-- BEGIN --

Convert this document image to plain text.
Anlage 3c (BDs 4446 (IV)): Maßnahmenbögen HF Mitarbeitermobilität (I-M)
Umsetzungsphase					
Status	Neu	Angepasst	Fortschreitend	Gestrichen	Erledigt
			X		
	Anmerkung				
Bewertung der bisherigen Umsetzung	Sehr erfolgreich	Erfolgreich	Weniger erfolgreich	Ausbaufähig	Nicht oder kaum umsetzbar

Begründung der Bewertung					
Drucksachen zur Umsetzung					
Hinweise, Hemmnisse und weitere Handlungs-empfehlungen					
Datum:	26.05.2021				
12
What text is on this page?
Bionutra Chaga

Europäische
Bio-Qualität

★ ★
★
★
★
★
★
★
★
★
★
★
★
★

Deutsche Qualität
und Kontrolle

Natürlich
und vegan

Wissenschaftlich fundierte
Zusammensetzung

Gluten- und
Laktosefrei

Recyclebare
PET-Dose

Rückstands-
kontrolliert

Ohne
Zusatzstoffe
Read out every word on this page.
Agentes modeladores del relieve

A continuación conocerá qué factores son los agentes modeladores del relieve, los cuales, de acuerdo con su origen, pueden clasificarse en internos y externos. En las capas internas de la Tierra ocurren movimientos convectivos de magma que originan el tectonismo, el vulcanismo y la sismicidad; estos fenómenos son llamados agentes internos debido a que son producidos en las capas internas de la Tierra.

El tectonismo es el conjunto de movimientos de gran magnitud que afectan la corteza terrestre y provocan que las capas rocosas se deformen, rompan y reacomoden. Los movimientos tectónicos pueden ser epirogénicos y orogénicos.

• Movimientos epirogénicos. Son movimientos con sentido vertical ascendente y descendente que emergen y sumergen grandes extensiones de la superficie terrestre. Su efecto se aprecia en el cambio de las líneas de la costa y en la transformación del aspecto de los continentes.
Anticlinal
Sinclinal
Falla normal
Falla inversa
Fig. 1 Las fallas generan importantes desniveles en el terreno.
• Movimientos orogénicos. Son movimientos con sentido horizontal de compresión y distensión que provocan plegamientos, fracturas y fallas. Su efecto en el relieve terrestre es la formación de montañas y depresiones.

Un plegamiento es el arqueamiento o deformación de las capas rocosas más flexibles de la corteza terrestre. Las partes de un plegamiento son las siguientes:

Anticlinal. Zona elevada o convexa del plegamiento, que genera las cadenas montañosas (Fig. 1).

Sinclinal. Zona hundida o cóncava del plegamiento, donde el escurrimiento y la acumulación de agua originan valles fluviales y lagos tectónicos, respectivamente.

-- END --

### Prompt
Scan the records above and report how many lines include the word "tectónicos", without any other text.

### Response
2